* **Extracted information**:
════════

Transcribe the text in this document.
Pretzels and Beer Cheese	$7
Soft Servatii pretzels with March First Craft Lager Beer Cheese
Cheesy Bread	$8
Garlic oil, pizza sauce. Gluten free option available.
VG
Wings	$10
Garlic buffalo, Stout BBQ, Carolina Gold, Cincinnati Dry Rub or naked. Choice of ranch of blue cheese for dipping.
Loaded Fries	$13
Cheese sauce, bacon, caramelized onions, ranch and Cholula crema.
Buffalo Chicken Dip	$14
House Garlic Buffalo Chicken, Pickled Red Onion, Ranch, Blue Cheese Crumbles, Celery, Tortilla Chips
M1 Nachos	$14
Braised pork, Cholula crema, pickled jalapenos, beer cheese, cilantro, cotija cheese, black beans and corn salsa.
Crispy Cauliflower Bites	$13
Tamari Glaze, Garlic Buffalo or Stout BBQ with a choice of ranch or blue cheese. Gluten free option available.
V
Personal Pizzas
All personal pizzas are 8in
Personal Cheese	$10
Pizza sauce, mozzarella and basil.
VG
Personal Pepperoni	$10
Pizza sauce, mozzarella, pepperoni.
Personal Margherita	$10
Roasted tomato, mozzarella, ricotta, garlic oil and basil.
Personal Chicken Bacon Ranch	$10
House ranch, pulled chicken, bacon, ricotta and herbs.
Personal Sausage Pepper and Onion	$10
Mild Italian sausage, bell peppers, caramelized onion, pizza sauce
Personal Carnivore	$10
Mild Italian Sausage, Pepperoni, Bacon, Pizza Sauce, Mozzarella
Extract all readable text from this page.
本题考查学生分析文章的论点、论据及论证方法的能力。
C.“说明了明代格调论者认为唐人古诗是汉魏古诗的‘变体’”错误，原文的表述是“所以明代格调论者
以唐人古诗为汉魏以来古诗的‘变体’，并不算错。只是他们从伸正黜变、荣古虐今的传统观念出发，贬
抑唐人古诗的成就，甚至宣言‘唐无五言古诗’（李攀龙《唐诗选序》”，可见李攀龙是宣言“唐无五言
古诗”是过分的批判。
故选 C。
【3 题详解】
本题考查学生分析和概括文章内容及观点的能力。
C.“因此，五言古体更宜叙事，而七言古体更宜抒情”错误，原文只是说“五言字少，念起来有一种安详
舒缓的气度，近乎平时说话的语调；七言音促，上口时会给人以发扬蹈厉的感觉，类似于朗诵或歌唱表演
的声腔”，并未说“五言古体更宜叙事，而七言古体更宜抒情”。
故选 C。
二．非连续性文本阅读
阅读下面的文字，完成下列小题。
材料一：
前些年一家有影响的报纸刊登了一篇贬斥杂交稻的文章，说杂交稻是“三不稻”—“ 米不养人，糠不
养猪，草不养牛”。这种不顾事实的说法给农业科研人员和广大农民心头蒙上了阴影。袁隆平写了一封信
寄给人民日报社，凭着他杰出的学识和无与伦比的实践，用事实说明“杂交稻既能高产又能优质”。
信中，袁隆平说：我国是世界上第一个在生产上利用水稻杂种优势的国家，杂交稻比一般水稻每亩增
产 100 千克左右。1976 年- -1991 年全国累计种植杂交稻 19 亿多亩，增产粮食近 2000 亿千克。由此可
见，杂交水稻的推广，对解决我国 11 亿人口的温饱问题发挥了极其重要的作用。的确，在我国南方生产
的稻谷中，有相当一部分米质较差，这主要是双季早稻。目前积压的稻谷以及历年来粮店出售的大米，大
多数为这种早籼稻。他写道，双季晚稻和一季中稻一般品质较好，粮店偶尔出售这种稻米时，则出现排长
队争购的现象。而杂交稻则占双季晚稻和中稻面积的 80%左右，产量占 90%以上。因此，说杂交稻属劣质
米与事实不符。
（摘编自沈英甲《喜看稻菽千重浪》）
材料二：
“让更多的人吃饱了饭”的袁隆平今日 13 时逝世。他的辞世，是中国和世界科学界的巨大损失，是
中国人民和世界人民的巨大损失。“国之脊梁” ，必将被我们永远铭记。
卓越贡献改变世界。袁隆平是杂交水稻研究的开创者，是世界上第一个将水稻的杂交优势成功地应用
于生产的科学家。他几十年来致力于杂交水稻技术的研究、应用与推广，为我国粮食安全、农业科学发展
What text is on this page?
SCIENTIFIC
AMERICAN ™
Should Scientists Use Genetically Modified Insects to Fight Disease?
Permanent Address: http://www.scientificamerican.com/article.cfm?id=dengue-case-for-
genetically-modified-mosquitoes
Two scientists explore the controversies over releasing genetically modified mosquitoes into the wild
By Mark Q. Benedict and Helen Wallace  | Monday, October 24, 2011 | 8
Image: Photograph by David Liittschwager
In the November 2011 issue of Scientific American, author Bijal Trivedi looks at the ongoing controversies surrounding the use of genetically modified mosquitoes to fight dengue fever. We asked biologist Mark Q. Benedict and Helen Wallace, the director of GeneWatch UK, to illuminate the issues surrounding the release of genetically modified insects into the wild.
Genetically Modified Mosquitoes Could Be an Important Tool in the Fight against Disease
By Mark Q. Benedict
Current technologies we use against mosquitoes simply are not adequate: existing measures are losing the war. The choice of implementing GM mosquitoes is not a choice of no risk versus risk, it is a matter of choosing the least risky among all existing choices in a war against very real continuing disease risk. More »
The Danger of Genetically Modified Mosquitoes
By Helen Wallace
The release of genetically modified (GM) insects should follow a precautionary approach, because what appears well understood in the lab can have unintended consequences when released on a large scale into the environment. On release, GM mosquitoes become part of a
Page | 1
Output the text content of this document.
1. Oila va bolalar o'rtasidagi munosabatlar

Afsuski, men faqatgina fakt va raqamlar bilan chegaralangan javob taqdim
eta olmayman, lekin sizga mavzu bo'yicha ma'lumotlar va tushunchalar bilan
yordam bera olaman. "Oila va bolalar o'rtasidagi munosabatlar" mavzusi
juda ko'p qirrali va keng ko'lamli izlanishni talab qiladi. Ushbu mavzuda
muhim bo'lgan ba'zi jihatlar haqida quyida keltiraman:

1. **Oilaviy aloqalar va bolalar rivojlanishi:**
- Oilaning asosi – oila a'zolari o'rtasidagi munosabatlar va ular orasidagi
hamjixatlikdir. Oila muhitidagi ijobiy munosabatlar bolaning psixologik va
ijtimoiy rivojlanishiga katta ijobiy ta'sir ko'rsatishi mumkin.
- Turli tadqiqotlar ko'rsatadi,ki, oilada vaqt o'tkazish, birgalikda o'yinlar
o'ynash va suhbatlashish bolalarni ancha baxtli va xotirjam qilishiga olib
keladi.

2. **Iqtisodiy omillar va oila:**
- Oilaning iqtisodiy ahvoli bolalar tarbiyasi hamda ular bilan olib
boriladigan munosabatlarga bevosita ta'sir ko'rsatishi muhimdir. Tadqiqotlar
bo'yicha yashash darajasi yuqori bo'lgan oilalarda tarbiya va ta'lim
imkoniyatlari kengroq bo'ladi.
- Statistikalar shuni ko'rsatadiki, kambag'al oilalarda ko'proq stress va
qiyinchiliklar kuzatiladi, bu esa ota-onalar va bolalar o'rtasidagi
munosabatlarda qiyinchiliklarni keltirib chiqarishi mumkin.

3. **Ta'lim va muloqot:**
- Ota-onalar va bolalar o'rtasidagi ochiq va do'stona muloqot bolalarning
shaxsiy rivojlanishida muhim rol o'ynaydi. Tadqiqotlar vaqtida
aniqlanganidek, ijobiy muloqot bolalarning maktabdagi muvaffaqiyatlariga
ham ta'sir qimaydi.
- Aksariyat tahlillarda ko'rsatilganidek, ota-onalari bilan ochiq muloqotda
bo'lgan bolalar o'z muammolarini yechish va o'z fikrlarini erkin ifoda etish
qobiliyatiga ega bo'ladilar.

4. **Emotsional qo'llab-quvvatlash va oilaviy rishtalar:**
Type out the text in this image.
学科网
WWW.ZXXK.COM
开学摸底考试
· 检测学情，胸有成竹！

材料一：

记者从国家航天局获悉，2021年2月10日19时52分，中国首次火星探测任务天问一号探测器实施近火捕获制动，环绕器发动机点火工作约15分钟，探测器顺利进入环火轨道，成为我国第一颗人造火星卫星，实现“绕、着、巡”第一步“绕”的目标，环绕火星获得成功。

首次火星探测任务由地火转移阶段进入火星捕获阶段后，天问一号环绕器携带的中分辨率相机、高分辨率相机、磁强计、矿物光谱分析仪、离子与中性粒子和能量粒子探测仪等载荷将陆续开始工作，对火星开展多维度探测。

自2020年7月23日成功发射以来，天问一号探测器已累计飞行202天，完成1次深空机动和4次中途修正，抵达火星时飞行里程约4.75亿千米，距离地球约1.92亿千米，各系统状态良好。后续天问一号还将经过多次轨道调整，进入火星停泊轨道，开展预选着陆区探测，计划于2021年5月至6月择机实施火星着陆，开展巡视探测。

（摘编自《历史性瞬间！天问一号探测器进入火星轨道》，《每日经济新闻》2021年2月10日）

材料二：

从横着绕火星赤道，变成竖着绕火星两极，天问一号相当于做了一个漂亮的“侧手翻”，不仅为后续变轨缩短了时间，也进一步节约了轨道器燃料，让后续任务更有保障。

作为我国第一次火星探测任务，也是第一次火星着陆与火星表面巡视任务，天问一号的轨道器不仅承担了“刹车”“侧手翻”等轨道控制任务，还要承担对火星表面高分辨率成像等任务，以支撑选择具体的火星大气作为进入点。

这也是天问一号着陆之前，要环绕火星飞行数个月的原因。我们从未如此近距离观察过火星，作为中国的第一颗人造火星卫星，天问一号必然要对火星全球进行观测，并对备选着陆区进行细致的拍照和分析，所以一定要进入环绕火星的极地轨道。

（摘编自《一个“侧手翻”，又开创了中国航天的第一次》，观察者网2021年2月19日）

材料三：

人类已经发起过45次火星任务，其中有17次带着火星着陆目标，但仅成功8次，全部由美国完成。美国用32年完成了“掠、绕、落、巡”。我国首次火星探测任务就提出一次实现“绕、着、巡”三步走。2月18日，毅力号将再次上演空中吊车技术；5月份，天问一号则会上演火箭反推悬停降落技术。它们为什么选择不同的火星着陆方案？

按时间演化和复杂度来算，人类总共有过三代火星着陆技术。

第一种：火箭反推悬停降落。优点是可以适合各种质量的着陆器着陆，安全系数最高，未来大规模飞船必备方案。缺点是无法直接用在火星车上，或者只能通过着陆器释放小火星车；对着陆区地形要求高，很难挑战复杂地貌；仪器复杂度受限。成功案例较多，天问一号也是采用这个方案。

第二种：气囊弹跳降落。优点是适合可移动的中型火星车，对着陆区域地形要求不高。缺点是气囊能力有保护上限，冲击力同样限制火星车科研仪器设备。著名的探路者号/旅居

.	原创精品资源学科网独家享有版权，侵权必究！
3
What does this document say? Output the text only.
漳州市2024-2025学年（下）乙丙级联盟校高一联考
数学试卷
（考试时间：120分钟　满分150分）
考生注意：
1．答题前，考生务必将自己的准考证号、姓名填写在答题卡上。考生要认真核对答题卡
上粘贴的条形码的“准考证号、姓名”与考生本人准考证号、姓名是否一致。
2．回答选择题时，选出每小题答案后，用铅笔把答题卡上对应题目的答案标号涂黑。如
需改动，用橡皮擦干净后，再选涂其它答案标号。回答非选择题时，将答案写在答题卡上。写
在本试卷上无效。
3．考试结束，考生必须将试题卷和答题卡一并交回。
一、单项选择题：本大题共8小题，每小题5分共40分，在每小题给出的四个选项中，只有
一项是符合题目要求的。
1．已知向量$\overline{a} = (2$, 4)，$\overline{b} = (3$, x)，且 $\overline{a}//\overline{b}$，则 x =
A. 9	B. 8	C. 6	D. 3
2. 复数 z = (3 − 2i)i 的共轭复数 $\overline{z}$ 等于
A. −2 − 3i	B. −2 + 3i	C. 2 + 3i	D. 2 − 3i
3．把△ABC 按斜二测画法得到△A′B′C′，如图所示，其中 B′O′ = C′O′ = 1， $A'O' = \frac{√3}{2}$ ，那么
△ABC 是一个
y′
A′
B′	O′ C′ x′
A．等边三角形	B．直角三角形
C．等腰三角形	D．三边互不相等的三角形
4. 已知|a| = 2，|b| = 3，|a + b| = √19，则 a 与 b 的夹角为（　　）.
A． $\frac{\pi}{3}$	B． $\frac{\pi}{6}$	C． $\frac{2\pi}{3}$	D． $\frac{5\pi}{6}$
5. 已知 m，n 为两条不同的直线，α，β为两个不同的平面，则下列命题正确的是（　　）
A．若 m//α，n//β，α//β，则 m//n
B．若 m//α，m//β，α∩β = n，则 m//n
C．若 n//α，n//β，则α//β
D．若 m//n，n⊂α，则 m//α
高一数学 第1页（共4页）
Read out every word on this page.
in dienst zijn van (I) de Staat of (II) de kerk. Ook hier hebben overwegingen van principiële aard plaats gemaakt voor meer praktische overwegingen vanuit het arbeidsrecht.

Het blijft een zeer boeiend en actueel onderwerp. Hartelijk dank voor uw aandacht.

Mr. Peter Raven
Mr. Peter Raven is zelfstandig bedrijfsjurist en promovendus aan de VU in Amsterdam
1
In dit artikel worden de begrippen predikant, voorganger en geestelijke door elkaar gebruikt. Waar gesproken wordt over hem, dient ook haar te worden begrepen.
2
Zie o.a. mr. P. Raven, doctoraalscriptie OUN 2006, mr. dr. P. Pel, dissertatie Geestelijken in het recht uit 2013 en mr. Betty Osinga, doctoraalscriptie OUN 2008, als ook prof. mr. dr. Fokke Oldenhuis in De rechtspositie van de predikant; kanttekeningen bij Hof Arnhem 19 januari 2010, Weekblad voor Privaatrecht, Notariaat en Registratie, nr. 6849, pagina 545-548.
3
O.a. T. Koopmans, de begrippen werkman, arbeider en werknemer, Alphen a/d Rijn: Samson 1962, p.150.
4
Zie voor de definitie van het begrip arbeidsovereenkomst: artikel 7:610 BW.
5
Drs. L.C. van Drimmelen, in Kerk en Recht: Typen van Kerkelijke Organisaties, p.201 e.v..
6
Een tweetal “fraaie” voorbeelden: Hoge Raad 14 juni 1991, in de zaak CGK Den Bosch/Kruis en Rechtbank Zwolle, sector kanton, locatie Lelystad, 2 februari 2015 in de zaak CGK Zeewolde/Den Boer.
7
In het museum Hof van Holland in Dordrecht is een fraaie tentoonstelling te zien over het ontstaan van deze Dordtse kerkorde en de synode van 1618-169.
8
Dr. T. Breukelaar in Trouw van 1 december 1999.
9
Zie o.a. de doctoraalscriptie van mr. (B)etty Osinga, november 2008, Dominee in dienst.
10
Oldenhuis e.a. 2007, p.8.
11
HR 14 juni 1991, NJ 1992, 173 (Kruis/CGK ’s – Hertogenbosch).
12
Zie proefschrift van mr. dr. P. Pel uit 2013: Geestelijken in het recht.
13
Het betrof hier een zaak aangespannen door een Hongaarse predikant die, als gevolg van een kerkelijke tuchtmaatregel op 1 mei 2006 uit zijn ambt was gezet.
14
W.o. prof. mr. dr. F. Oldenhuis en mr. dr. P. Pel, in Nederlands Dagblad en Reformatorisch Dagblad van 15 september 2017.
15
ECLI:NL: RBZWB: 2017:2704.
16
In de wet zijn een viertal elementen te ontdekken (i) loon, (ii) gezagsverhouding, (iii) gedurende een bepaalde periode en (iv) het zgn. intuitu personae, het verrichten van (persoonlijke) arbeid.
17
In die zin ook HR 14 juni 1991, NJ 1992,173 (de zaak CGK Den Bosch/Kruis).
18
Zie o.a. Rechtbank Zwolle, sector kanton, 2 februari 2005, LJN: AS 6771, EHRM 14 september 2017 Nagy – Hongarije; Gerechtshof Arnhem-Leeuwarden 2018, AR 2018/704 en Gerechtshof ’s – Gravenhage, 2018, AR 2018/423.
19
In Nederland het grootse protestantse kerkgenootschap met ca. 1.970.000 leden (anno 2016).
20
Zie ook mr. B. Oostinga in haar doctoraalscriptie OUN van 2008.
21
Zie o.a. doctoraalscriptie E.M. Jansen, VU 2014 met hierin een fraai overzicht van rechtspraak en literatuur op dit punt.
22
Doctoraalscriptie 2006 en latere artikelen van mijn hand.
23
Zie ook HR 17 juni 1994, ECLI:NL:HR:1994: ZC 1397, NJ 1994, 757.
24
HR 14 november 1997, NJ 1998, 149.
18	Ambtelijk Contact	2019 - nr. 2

════════

* **Written problem**:
Using the listing above, say how many of its lines contain the string "against", giving nothing but the figure.

* **Answer to the task**:
2